Exercise directions
Only lines with the string "data" matter here; gather them from the material below.

>>>>

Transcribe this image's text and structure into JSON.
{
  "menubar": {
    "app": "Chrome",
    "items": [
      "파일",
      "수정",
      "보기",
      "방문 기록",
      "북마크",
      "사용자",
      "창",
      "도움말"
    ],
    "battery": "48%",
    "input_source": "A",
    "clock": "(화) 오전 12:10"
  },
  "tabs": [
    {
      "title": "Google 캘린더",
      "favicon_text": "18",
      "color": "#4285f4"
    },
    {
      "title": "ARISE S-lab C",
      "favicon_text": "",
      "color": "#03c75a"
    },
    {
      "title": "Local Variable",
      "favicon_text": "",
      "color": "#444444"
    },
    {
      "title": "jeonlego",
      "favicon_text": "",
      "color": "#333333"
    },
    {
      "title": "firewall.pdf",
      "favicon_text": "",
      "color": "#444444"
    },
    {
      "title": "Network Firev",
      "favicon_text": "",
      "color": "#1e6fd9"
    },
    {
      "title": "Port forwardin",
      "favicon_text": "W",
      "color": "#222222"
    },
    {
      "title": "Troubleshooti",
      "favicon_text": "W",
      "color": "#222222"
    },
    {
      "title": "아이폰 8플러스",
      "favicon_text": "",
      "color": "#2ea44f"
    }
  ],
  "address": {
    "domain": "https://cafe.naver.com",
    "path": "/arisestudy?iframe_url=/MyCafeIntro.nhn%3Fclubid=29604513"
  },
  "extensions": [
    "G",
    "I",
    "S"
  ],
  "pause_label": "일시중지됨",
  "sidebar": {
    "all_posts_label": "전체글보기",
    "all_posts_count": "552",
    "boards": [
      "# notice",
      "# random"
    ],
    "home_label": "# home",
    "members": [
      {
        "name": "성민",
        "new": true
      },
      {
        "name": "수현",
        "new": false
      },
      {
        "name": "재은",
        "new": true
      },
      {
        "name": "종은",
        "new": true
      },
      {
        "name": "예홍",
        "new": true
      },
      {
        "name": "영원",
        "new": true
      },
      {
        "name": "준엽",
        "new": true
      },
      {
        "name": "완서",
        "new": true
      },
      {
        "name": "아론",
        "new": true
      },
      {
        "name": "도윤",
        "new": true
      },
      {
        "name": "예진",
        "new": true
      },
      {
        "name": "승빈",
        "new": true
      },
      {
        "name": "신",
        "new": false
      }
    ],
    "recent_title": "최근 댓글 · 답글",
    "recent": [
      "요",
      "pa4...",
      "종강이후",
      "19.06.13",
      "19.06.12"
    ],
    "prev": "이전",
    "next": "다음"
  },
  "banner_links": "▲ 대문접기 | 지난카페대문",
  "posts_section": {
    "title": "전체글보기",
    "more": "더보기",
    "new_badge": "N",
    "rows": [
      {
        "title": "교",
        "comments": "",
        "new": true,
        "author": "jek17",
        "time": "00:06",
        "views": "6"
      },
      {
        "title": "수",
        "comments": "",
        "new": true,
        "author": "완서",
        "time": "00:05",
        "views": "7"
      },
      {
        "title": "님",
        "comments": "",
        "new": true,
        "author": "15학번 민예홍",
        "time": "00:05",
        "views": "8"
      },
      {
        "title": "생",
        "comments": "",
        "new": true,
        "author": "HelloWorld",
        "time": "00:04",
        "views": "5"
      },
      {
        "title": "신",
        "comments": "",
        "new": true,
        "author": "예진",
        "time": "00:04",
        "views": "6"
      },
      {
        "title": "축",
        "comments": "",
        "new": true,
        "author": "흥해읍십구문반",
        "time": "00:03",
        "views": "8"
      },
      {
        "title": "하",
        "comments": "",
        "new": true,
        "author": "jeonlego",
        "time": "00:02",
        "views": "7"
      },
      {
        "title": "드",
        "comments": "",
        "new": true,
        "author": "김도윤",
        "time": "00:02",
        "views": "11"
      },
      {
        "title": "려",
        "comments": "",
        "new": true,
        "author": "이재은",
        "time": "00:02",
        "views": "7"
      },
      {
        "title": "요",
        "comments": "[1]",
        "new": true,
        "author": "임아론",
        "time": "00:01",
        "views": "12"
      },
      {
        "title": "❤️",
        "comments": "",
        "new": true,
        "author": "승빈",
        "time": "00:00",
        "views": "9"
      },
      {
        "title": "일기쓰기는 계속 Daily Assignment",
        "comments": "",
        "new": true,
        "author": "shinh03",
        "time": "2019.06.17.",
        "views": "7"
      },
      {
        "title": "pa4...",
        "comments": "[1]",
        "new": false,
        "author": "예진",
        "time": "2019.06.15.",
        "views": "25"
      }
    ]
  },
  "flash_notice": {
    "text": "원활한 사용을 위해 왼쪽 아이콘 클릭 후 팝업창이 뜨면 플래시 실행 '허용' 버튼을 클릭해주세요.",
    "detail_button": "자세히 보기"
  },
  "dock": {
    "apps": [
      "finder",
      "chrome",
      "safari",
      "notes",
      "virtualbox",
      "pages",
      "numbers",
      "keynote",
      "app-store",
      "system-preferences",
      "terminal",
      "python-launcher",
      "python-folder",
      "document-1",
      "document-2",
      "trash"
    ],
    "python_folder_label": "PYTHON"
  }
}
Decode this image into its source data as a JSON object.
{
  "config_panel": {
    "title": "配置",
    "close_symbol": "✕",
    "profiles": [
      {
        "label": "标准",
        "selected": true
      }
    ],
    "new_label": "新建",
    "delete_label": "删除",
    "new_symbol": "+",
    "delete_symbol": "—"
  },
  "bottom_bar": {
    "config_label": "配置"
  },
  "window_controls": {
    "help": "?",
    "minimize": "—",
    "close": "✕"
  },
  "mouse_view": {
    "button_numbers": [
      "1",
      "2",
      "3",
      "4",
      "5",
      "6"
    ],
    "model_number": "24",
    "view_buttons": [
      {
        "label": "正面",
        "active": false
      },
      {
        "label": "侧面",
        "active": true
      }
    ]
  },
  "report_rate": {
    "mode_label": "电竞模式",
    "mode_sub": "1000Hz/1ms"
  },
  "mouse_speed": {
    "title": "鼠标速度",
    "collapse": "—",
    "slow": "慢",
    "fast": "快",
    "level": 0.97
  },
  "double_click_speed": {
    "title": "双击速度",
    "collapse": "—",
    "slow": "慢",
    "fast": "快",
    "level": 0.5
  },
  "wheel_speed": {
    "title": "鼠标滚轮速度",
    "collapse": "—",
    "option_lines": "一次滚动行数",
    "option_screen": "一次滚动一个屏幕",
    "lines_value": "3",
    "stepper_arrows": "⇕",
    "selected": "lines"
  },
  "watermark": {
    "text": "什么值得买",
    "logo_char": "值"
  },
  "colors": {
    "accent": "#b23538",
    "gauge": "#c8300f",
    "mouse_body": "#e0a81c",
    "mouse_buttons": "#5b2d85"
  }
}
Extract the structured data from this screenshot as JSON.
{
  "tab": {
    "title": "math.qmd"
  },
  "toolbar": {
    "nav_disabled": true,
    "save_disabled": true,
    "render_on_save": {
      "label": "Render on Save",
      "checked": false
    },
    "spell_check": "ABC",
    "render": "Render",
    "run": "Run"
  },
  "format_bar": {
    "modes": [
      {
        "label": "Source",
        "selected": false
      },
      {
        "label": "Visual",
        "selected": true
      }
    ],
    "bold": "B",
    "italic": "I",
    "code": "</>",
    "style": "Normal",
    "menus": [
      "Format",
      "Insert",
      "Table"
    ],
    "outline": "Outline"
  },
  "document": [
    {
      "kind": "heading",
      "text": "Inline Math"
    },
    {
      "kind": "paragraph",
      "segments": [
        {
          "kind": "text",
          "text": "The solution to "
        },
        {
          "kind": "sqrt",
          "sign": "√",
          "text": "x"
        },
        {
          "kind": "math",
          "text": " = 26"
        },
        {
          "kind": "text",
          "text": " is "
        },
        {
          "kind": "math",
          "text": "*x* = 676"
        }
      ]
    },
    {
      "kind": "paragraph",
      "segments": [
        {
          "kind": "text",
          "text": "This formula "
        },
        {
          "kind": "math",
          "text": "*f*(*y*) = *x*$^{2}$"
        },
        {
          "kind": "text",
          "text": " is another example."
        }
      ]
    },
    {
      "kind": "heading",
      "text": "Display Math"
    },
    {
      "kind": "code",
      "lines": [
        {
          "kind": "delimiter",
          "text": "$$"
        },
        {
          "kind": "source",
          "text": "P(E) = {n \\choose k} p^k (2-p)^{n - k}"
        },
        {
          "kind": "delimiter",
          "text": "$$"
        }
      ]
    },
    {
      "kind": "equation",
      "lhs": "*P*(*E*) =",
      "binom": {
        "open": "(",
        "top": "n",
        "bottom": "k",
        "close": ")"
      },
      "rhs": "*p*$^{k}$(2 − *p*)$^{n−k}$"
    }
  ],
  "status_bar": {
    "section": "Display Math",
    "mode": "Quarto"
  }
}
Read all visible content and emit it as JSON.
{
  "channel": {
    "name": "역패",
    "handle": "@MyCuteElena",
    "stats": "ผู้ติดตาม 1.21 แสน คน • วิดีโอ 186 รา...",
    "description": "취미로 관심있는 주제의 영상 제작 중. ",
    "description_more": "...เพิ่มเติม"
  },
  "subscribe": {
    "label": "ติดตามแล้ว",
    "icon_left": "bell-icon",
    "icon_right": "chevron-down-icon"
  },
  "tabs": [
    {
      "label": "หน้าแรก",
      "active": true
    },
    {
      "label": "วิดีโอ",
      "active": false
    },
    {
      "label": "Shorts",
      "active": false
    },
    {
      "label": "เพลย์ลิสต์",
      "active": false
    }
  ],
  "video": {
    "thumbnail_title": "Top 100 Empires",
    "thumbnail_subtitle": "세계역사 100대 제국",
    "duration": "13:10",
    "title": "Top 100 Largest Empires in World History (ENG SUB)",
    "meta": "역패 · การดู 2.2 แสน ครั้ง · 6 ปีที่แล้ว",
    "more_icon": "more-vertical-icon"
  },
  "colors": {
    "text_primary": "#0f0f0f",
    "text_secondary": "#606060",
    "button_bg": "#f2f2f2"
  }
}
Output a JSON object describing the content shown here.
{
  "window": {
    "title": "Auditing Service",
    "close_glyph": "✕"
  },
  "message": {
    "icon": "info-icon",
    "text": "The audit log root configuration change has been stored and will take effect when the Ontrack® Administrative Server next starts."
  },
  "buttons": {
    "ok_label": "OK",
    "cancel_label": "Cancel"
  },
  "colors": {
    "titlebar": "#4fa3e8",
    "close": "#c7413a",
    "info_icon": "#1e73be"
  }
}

<<<<

Complete answer
Decode this image into its source data as a JSON object.
Extract the structured data from this screenshot as JSON.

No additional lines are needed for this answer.